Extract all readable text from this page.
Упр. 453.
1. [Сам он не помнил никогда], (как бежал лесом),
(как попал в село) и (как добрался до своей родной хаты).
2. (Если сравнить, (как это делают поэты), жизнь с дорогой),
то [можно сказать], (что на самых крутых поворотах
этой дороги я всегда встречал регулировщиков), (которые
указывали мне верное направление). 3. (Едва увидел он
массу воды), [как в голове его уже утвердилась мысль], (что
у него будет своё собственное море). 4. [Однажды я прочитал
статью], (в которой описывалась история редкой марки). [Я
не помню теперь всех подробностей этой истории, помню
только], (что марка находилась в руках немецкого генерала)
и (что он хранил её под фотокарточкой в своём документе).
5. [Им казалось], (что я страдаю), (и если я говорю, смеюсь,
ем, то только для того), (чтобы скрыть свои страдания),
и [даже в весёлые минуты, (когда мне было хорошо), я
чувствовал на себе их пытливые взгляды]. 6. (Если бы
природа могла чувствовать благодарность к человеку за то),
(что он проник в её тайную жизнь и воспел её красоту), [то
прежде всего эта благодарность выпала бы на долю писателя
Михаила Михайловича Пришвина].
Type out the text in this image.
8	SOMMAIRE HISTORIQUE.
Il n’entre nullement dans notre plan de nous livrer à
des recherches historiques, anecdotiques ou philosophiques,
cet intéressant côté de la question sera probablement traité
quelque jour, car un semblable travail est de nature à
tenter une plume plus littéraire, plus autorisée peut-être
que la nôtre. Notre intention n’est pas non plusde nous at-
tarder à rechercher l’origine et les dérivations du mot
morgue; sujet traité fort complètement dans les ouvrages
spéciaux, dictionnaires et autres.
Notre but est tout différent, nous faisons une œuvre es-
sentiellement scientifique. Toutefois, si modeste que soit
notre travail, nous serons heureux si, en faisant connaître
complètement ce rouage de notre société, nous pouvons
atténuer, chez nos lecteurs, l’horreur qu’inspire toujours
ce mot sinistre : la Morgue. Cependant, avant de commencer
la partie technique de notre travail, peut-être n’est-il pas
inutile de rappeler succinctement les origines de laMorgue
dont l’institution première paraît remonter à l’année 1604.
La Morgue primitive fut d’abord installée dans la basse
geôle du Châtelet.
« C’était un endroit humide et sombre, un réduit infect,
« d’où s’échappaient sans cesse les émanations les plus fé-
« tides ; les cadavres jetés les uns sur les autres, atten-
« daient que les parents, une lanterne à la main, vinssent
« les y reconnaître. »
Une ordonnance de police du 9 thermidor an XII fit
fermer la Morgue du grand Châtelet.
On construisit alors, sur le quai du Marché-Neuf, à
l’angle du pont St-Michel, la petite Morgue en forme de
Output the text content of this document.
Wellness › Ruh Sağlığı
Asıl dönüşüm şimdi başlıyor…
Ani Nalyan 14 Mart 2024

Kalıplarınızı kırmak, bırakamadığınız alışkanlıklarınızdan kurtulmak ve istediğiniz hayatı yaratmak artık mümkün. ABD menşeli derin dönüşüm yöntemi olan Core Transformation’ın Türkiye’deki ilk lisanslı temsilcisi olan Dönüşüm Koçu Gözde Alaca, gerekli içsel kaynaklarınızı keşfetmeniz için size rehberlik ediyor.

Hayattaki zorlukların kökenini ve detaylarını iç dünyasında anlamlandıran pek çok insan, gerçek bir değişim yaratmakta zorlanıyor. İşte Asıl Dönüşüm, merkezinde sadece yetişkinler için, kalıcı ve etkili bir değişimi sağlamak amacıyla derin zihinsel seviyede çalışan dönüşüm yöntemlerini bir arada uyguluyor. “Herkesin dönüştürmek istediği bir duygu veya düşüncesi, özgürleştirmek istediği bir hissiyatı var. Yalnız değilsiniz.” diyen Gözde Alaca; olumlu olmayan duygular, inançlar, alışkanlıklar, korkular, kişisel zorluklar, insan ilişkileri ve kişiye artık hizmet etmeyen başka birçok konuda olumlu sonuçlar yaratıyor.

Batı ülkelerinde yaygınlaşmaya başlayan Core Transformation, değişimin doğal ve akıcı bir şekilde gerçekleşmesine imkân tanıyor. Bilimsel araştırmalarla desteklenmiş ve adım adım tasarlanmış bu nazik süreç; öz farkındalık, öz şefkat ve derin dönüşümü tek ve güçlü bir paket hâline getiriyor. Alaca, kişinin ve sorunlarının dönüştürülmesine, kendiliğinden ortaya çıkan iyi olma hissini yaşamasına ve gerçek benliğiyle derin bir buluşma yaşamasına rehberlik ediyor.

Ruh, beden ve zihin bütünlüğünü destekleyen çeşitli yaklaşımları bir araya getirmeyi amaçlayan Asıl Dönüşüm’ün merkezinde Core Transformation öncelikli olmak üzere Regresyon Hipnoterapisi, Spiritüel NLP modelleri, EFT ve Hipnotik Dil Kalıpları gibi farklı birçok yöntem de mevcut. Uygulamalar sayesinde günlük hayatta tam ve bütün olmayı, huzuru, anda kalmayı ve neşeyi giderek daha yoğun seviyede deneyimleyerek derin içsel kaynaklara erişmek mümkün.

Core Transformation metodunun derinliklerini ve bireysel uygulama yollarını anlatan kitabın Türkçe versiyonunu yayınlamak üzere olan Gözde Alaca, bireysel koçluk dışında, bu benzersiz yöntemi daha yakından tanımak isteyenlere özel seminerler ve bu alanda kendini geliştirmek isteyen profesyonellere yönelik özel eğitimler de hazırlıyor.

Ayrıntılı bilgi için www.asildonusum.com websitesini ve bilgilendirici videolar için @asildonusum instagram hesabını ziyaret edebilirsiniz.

· · ·

> **To do**
Each line in the data that holds the string "traité" should be found and copied.

> **The solution**
cet intéressant côté de la question sera probablement traité
morgue; sujet traité fort complètement dans les ouvrages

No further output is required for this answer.